▸ Supplied information:
···

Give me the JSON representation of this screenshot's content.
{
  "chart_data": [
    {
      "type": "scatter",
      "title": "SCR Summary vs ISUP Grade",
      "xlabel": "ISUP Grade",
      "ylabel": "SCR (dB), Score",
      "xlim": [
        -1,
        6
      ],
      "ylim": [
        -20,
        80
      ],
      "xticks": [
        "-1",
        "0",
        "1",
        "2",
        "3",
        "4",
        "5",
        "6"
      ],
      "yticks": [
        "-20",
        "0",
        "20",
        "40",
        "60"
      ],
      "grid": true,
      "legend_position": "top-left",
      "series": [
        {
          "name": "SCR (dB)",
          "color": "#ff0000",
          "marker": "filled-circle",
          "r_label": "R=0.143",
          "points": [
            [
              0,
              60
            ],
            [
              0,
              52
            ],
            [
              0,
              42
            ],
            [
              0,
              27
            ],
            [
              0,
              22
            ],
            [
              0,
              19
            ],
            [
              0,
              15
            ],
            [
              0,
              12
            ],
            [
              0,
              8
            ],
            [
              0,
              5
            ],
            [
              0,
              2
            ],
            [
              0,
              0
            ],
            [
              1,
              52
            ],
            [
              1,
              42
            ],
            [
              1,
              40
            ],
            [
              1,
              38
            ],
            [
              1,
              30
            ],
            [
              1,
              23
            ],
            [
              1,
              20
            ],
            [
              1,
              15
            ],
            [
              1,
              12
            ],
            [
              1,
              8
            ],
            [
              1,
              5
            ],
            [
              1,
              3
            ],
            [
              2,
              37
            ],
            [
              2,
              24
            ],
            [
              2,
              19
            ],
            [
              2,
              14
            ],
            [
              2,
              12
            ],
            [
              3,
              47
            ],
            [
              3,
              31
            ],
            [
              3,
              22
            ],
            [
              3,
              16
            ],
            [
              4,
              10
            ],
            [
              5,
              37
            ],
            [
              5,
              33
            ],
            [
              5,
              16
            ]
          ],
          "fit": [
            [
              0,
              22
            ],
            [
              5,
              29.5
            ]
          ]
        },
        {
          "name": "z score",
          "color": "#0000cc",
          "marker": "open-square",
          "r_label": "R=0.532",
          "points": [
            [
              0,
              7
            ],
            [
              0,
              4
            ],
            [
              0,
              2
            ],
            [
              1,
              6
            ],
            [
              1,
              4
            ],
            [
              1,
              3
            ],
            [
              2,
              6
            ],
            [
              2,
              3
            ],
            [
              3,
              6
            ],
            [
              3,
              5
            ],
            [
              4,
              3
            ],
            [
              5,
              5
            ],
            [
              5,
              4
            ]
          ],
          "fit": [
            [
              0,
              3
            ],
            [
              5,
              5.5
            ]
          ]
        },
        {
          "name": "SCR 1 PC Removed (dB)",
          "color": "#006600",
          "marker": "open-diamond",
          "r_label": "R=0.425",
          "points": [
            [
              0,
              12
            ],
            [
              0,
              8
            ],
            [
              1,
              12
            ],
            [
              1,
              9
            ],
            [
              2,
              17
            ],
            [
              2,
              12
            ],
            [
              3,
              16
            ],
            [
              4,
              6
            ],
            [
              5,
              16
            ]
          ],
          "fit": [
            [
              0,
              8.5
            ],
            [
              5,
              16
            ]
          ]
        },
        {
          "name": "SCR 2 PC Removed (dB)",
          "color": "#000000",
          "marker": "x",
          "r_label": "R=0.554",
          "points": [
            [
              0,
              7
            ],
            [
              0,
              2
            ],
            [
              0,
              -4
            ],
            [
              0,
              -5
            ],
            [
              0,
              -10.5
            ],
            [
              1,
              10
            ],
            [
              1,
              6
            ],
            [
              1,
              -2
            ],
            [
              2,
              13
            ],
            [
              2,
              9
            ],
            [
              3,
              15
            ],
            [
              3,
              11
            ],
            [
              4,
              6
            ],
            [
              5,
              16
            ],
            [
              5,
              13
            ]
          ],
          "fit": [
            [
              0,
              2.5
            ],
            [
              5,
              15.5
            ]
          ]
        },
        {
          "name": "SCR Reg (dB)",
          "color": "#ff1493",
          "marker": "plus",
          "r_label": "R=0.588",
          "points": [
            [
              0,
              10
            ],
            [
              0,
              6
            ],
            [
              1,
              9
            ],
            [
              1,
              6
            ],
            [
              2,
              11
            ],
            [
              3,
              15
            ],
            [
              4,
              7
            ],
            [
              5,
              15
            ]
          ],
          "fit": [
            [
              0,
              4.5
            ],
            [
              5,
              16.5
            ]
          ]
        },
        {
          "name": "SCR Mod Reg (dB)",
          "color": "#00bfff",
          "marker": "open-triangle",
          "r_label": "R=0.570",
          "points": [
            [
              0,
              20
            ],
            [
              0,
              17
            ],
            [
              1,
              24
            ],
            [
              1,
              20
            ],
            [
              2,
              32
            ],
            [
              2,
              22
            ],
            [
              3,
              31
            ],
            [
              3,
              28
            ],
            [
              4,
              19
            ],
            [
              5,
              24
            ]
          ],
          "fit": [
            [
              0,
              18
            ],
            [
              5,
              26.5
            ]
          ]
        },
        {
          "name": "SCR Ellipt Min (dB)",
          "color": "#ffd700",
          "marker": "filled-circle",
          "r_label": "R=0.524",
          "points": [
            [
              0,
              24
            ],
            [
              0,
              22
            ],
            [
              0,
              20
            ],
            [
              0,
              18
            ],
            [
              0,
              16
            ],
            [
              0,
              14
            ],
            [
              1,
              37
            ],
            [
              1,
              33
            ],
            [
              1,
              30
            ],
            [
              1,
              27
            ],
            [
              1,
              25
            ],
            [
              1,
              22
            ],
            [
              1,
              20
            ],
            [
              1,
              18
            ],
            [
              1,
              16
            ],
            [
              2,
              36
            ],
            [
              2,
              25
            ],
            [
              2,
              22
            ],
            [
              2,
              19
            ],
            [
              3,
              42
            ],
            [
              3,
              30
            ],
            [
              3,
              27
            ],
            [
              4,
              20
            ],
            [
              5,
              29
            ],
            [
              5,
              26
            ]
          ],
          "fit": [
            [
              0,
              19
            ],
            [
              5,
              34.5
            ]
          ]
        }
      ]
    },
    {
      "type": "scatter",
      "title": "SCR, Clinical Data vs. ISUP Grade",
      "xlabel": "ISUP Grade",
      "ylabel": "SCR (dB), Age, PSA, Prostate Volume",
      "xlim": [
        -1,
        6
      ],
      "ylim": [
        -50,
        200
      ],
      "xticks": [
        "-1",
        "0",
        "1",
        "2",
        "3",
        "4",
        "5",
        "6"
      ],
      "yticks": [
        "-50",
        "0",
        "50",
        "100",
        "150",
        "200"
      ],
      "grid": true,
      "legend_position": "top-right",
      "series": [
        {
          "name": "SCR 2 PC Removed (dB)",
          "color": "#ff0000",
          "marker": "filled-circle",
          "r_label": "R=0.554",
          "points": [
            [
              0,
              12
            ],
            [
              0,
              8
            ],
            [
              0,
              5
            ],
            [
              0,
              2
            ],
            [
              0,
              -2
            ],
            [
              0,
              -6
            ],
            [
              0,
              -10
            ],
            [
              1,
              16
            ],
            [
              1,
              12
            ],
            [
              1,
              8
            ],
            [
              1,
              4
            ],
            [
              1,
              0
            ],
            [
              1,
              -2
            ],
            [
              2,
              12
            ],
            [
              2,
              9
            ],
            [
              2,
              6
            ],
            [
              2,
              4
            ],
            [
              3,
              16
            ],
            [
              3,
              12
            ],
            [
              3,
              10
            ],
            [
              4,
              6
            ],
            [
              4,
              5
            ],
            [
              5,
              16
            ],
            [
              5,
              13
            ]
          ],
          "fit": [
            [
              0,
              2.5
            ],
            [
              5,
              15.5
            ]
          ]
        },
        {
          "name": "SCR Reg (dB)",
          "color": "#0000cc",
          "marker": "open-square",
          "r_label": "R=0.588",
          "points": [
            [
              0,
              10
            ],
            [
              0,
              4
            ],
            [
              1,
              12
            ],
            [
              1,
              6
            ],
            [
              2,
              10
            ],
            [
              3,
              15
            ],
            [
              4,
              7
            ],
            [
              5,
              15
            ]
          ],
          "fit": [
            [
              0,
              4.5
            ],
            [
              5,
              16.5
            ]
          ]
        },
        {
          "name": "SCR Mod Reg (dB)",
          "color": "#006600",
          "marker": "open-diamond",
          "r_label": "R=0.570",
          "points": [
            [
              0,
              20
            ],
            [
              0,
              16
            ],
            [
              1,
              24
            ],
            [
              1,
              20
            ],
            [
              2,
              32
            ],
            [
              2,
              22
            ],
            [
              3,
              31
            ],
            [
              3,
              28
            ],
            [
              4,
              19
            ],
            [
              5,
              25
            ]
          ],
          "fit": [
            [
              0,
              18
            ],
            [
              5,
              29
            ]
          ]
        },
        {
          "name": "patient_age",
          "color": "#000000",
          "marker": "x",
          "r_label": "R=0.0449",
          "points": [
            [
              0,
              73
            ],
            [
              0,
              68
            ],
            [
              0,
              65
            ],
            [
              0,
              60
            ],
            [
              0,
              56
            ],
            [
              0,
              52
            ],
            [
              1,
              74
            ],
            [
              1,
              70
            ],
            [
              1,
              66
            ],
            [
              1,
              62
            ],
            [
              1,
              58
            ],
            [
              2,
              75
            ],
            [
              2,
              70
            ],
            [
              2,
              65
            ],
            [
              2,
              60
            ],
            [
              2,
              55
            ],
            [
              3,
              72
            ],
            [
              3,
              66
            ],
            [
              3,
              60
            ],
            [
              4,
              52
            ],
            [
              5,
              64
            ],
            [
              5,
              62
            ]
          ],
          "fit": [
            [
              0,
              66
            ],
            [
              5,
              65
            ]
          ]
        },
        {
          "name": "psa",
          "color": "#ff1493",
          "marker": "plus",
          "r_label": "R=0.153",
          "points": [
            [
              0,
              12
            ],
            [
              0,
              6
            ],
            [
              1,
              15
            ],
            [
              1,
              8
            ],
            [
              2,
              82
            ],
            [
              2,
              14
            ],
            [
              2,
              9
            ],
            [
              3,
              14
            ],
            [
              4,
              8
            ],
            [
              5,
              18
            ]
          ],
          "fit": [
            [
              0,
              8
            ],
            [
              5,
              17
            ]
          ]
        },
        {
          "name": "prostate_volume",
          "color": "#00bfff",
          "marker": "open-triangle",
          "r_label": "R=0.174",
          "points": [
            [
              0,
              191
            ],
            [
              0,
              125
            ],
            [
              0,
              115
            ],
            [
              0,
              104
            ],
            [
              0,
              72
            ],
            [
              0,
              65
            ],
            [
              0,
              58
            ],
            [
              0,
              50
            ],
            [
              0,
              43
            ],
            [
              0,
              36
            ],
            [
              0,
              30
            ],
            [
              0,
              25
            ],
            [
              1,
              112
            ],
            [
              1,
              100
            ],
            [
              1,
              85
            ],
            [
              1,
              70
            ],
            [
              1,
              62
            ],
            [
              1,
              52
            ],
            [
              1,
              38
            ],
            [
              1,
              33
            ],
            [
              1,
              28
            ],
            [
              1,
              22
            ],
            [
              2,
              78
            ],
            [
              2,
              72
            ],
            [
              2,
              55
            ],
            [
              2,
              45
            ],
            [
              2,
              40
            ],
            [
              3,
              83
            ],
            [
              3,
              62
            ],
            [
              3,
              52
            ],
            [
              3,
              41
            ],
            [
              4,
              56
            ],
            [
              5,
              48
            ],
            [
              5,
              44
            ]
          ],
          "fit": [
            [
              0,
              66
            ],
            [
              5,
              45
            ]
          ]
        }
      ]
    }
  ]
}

···

▸ Written request: State how many lines include the string "title". Give no other information.

▸ Solution: 2